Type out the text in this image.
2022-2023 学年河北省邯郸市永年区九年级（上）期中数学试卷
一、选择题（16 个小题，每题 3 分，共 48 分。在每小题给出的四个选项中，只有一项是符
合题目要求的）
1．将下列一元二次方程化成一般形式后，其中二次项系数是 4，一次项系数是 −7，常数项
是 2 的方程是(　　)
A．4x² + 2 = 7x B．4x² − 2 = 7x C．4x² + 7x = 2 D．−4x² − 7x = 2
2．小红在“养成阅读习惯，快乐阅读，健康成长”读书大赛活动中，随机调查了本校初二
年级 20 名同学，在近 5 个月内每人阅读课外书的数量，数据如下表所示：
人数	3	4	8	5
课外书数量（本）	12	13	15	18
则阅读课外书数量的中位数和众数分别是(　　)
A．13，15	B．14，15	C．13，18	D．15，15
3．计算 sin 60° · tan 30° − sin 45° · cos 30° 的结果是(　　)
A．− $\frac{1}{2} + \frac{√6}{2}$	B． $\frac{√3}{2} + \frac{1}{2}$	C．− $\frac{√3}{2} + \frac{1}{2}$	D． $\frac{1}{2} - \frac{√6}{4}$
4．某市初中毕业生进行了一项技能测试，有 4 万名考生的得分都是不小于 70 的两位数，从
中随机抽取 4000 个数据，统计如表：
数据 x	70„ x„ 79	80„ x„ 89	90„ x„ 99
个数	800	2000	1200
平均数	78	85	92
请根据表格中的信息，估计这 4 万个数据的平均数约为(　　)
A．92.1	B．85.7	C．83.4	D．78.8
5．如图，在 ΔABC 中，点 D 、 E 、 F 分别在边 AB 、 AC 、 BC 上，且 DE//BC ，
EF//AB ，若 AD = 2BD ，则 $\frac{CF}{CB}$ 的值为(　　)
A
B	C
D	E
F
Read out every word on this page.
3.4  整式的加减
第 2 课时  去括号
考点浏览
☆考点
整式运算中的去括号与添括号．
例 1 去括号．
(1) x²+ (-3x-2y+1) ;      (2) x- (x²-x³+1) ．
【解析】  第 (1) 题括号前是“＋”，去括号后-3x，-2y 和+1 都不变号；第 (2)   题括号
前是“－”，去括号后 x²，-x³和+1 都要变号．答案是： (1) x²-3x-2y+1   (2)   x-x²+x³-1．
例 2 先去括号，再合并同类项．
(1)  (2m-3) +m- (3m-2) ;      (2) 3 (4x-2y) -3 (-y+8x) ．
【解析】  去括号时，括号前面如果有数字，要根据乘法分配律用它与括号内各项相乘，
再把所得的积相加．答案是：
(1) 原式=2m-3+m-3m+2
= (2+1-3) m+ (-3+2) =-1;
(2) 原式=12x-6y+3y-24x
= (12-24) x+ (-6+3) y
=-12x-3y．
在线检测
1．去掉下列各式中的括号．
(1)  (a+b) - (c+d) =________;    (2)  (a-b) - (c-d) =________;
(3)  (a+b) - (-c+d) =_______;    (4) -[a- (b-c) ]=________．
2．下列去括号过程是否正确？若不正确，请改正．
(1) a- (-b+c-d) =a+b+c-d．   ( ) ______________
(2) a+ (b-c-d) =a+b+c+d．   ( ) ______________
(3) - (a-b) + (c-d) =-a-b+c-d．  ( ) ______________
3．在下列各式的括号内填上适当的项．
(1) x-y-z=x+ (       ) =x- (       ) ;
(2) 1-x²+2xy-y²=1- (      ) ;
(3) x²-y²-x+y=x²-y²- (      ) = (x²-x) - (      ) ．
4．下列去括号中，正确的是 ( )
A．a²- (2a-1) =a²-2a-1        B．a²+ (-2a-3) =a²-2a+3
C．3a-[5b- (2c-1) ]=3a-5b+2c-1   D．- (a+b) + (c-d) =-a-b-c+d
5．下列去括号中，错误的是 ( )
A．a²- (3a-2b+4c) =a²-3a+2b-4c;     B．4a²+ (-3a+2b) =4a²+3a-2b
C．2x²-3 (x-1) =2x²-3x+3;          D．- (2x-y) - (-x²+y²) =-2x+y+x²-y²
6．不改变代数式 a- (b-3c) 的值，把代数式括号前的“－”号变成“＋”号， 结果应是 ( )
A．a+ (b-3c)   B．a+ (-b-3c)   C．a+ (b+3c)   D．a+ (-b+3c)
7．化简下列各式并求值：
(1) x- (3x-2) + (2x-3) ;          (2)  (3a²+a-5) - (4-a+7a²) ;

# # # #

Write out every record, exactly as written.

THE REPLY
Type out the text in this image.
2022-2023 学年河北省邯郸市永年区九年级（上）期中数学试卷
一、选择题（16 个小题，每题 3 分，共 48 分。在每小题给出的四个选项中，只有一项是符
合题目要求的）
1．将下列一元二次方程化成一般形式后，其中二次项系数是 4，一次项系数是 −7，常数项
是 2 的方程是(　　)
A．4x² + 2 = 7x B．4x² − 2 = 7x C．4x² + 7x = 2 D．−4x² − 7x = 2
2．小红在“养成阅读习惯，快乐阅读，健康成长”读书大赛活动中，随机调查了本校初二
年级 20 名同学，在近 5 个月内每人阅读课外书的数量，数据如下表所示：
人数	3	4	8	5
课外书数量（本）	12	13	15	18
则阅读课外书数量的中位数和众数分别是(　　)
A．13，15	B．14，15	C．13，18	D．15，15
3．计算 sin 60° · tan 30° − sin 45° · cos 30° 的结果是(　　)
A．− $\frac{1}{2} + \frac{√6}{2}$	B． $\frac{√3}{2} + \frac{1}{2}$	C．− $\frac{√3}{2} + \frac{1}{2}$	D． $\frac{1}{2} - \frac{√6}{4}$
4．某市初中毕业生进行了一项技能测试，有 4 万名考生的得分都是不小于 70 的两位数，从
中随机抽取 4000 个数据，统计如表：
数据 x	70„ x„ 79	80„ x„ 89	90„ x„ 99
个数	800	2000	1200
平均数	78	85	92
请根据表格中的信息，估计这 4 万个数据的平均数约为(　　)
A．92.1	B．85.7	C．83.4	D．78.8
5．如图，在 ΔABC 中，点 D 、 E 、 F 分别在边 AB 、 AC 、 BC 上，且 DE//BC ，
EF//AB ，若 AD = 2BD ，则 $\frac{CF}{CB}$ 的值为(　　)
A
B	C
D	E
F
Read out every word on this page.
3.4  整式的加减
第 2 课时  去括号
考点浏览
☆考点
整式运算中的去括号与添括号．
例 1 去括号．
(1) x²+ (-3x-2y+1) ;      (2) x- (x²-x³+1) ．
【解析】  第 (1) 题括号前是“＋”，去括号后-3x，-2y 和+1 都不变号；第 (2)   题括号
前是“－”，去括号后 x²，-x³和+1 都要变号．答案是： (1) x²-3x-2y+1   (2)   x-x²+x³-1．
例 2 先去括号，再合并同类项．
(1)  (2m-3) +m- (3m-2) ;      (2) 3 (4x-2y) -3 (-y+8x) ．
【解析】  去括号时，括号前面如果有数字，要根据乘法分配律用它与括号内各项相乘，
再把所得的积相加．答案是：
(1) 原式=2m-3+m-3m+2
= (2+1-3) m+ (-3+2) =-1;
(2) 原式=12x-6y+3y-24x
= (12-24) x+ (-6+3) y
=-12x-3y．
在线检测
1．去掉下列各式中的括号．
(1)  (a+b) - (c+d) =________;    (2)  (a-b) - (c-d) =________;
(3)  (a+b) - (-c+d) =_______;    (4) -[a- (b-c) ]=________．
2．下列去括号过程是否正确？若不正确，请改正．
(1) a- (-b+c-d) =a+b+c-d．   ( ) ______________
(2) a+ (b-c-d) =a+b+c+d．   ( ) ______________
(3) - (a-b) + (c-d) =-a-b+c-d．  ( ) ______________
3．在下列各式的括号内填上适当的项．
(1) x-y-z=x+ (       ) =x- (       ) ;
(2) 1-x²+2xy-y²=1- (      ) ;
(3) x²-y²-x+y=x²-y²- (      ) = (x²-x) - (      ) ．
4．下列去括号中，正确的是 ( )
A．a²- (2a-1) =a²-2a-1        B．a²+ (-2a-3) =a²-2a+3
C．3a-[5b- (2c-1) ]=3a-5b+2c-1   D．- (a+b) + (c-d) =-a-b-c+d
5．下列去括号中，错误的是 ( )
A．a²- (3a-2b+4c) =a²-3a+2b-4c;     B．4a²+ (-3a+2b) =4a²+3a-2b
C．2x²-3 (x-1) =2x²-3x+3;          D．- (2x-y) - (-x²+y²) =-2x+y+x²-y²
6．不改变代数式 a- (b-3c) 的值，把代数式括号前的“－”号变成“＋”号， 结果应是 ( )
A．a+ (b-3c)   B．a+ (-b-3c)   C．a+ (b+3c)   D．a+ (-b+3c)
7．化简下列各式并求值：
(1) x- (3x-2) + (2x-3) ;          (2)  (3a²+a-5) - (4-a+7a²) ;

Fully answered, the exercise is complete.